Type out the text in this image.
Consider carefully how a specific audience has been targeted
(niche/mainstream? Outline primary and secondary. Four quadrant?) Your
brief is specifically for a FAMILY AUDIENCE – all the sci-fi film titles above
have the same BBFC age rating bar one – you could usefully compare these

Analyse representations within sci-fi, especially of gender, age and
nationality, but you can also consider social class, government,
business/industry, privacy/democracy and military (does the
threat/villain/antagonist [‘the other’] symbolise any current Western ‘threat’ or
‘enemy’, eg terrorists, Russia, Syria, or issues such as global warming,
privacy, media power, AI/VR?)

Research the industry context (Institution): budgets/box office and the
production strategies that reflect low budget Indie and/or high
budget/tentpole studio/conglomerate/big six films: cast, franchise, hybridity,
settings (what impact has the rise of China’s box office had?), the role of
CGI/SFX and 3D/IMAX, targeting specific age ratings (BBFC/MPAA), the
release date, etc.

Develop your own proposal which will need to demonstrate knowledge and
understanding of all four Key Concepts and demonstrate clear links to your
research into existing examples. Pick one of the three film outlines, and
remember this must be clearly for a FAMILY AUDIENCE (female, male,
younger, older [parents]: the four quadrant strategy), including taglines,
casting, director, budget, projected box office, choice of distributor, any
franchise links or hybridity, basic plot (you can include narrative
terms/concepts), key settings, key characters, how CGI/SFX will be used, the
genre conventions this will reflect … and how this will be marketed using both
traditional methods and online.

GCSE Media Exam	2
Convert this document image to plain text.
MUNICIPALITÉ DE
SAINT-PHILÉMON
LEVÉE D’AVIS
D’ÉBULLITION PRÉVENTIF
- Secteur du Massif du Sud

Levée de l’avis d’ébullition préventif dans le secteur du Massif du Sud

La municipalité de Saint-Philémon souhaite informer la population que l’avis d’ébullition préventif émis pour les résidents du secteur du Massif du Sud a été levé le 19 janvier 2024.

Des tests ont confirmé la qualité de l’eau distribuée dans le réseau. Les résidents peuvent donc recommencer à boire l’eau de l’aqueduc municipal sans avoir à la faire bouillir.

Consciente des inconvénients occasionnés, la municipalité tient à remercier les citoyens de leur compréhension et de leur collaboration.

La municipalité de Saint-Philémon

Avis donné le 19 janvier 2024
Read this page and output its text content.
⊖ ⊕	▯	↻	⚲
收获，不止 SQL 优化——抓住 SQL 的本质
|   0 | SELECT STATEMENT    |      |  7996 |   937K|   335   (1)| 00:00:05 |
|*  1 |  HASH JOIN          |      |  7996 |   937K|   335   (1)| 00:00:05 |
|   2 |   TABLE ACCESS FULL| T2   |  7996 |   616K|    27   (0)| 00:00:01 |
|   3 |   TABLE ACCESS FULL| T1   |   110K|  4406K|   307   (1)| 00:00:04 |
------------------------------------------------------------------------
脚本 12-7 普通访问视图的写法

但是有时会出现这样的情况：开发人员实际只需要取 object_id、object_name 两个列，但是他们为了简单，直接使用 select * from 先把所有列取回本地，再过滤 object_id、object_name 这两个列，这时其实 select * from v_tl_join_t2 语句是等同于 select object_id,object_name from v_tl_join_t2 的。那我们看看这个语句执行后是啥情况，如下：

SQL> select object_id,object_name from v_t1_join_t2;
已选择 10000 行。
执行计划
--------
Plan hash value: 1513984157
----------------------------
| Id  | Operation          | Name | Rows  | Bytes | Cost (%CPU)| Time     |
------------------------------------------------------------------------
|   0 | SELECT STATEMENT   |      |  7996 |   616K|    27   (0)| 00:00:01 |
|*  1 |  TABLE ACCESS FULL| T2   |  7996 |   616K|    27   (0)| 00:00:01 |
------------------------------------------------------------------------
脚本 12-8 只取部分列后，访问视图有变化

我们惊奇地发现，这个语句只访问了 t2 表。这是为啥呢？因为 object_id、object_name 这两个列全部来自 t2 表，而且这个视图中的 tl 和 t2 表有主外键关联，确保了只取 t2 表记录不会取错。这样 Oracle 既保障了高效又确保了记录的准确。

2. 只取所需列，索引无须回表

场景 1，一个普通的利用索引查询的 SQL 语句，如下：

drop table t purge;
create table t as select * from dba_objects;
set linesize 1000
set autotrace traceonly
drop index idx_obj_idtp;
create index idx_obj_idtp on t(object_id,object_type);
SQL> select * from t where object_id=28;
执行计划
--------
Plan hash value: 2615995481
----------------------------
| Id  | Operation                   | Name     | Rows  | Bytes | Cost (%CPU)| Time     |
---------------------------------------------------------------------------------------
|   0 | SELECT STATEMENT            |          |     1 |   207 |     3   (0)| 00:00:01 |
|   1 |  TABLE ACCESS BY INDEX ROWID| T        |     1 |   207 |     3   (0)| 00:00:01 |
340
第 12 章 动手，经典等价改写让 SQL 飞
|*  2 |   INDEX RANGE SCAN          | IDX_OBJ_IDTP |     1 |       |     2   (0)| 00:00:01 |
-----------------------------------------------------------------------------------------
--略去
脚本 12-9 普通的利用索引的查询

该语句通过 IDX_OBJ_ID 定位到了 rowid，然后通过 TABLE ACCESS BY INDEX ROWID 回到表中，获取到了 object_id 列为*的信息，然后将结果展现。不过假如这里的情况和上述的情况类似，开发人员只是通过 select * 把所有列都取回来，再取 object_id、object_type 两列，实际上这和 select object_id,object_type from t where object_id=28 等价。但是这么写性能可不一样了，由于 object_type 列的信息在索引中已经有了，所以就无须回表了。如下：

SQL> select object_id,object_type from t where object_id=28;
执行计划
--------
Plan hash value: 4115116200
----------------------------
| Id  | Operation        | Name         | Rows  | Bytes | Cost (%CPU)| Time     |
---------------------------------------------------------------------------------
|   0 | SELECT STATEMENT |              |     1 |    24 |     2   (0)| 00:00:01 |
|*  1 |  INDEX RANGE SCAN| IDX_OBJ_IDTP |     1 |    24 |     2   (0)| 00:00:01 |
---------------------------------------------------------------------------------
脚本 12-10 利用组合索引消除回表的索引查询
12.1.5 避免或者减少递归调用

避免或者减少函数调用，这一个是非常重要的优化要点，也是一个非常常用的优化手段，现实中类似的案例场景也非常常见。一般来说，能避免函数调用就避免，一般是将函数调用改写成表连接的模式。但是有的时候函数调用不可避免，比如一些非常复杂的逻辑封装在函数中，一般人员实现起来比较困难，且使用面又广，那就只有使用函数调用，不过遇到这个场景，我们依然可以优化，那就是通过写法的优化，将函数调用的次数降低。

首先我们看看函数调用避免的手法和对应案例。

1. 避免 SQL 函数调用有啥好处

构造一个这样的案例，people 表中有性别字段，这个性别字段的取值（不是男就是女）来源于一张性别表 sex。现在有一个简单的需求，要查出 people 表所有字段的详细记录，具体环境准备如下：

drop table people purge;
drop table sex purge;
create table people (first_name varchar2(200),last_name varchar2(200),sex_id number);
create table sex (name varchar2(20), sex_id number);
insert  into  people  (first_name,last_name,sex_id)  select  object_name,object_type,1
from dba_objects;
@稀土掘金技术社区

EXERCISE BRIEF: Return all the data above once more, precisely as given.

RESPONSE TO THIS TASK:
Type out the text in this image.
Consider carefully how a specific audience has been targeted
(niche/mainstream? Outline primary and secondary. Four quadrant?) Your
brief is specifically for a FAMILY AUDIENCE – all the sci-fi film titles above
have the same BBFC age rating bar one – you could usefully compare these

Analyse representations within sci-fi, especially of gender, age and
nationality, but you can also consider social class, government,
business/industry, privacy/democracy and military (does the
threat/villain/antagonist [‘the other’] symbolise any current Western ‘threat’ or
‘enemy’, eg terrorists, Russia, Syria, or issues such as global warming,
privacy, media power, AI/VR?)

Research the industry context (Institution): budgets/box office and the
production strategies that reflect low budget Indie and/or high
budget/tentpole studio/conglomerate/big six films: cast, franchise, hybridity,
settings (what impact has the rise of China’s box office had?), the role of
CGI/SFX and 3D/IMAX, targeting specific age ratings (BBFC/MPAA), the
release date, etc.

Develop your own proposal which will need to demonstrate knowledge and
understanding of all four Key Concepts and demonstrate clear links to your
research into existing examples. Pick one of the three film outlines, and
remember this must be clearly for a FAMILY AUDIENCE (female, male,
younger, older [parents]: the four quadrant strategy), including taglines,
casting, director, budget, projected box office, choice of distributor, any
franchise links or hybridity, basic plot (you can include narrative
terms/concepts), key settings, key characters, how CGI/SFX will be used, the
genre conventions this will reflect … and how this will be marketed using both
traditional methods and online.

GCSE Media Exam	2
Convert this document image to plain text.
MUNICIPALITÉ DE
SAINT-PHILÉMON
LEVÉE D’AVIS
D’ÉBULLITION PRÉVENTIF
- Secteur du Massif du Sud

Levée de l’avis d’ébullition préventif dans le secteur du Massif du Sud

La municipalité de Saint-Philémon souhaite informer la population que l’avis d’ébullition préventif émis pour les résidents du secteur du Massif du Sud a été levé le 19 janvier 2024.

Des tests ont confirmé la qualité de l’eau distribuée dans le réseau. Les résidents peuvent donc recommencer à boire l’eau de l’aqueduc municipal sans avoir à la faire bouillir.

Consciente des inconvénients occasionnés, la municipalité tient à remercier les citoyens de leur compréhension et de leur collaboration.

La municipalité de Saint-Philémon

Avis donné le 19 janvier 2024
Read this page and output its text content.
⊖ ⊕	▯	↻	⚲
收获，不止 SQL 优化——抓住 SQL 的本质
|   0 | SELECT STATEMENT    |      |  7996 |   937K|   335   (1)| 00:00:05 |
|*  1 |  HASH JOIN          |      |  7996 |   937K|   335   (1)| 00:00:05 |
|   2 |   TABLE ACCESS FULL| T2   |  7996 |   616K|    27   (0)| 00:00:01 |
|   3 |   TABLE ACCESS FULL| T1   |   110K|  4406K|   307   (1)| 00:00:04 |
------------------------------------------------------------------------
脚本 12-7 普通访问视图的写法

但是有时会出现这样的情况：开发人员实际只需要取 object_id、object_name 两个列，但是他们为了简单，直接使用 select * from 先把所有列取回本地，再过滤 object_id、object_name 这两个列，这时其实 select * from v_tl_join_t2 语句是等同于 select object_id,object_name from v_tl_join_t2 的。那我们看看这个语句执行后是啥情况，如下：

SQL> select object_id,object_name from v_t1_join_t2;
已选择 10000 行。
执行计划
--------
Plan hash value: 1513984157
----------------------------
| Id  | Operation          | Name | Rows  | Bytes | Cost (%CPU)| Time     |
------------------------------------------------------------------------
|   0 | SELECT STATEMENT   |      |  7996 |   616K|    27   (0)| 00:00:01 |
|*  1 |  TABLE ACCESS FULL| T2   |  7996 |   616K|    27   (0)| 00:00:01 |
------------------------------------------------------------------------
脚本 12-8 只取部分列后，访问视图有变化

我们惊奇地发现，这个语句只访问了 t2 表。这是为啥呢？因为 object_id、object_name 这两个列全部来自 t2 表，而且这个视图中的 tl 和 t2 表有主外键关联，确保了只取 t2 表记录不会取错。这样 Oracle 既保障了高效又确保了记录的准确。

2. 只取所需列，索引无须回表

场景 1，一个普通的利用索引查询的 SQL 语句，如下：

drop table t purge;
create table t as select * from dba_objects;
set linesize 1000
set autotrace traceonly
drop index idx_obj_idtp;
create index idx_obj_idtp on t(object_id,object_type);
SQL> select * from t where object_id=28;
执行计划
--------
Plan hash value: 2615995481
----------------------------
| Id  | Operation                   | Name     | Rows  | Bytes | Cost (%CPU)| Time     |
---------------------------------------------------------------------------------------
|   0 | SELECT STATEMENT            |          |     1 |   207 |     3   (0)| 00:00:01 |
|   1 |  TABLE ACCESS BY INDEX ROWID| T        |     1 |   207 |     3   (0)| 00:00:01 |
340
第 12 章 动手，经典等价改写让 SQL 飞
|*  2 |   INDEX RANGE SCAN          | IDX_OBJ_IDTP |     1 |       |     2   (0)| 00:00:01 |
-----------------------------------------------------------------------------------------
--略去
脚本 12-9 普通的利用索引的查询

该语句通过 IDX_OBJ_ID 定位到了 rowid，然后通过 TABLE ACCESS BY INDEX ROWID 回到表中，获取到了 object_id 列为*的信息，然后将结果展现。不过假如这里的情况和上述的情况类似，开发人员只是通过 select * 把所有列都取回来，再取 object_id、object_type 两列，实际上这和 select object_id,object_type from t where object_id=28 等价。但是这么写性能可不一样了，由于 object_type 列的信息在索引中已经有了，所以就无须回表了。如下：

SQL> select object_id,object_type from t where object_id=28;
执行计划
--------
Plan hash value: 4115116200
----------------------------
| Id  | Operation        | Name         | Rows  | Bytes | Cost (%CPU)| Time     |
---------------------------------------------------------------------------------
|   0 | SELECT STATEMENT |              |     1 |    24 |     2   (0)| 00:00:01 |
|*  1 |  INDEX RANGE SCAN| IDX_OBJ_IDTP |     1 |    24 |     2   (0)| 00:00:01 |
---------------------------------------------------------------------------------
脚本 12-10 利用组合索引消除回表的索引查询
12.1.5 避免或者减少递归调用

避免或者减少函数调用，这一个是非常重要的优化要点，也是一个非常常用的优化手段，现实中类似的案例场景也非常常见。一般来说，能避免函数调用就避免，一般是将函数调用改写成表连接的模式。但是有的时候函数调用不可避免，比如一些非常复杂的逻辑封装在函数中，一般人员实现起来比较困难，且使用面又广，那就只有使用函数调用，不过遇到这个场景，我们依然可以优化，那就是通过写法的优化，将函数调用的次数降低。

首先我们看看函数调用避免的手法和对应案例。

1. 避免 SQL 函数调用有啥好处

构造一个这样的案例，people 表中有性别字段，这个性别字段的取值（不是男就是女）来源于一张性别表 sex。现在有一个简单的需求，要查出 people 表所有字段的详细记录，具体环境准备如下：

drop table people purge;
drop table sex purge;
create table people (first_name varchar2(200),last_name varchar2(200),sex_id number);
create table sex (name varchar2(20), sex_id number);
insert  into  people  (first_name,last_name,sex_id)  select  object_name,object_type,1
from dba_objects;
@稀土掘金技术社区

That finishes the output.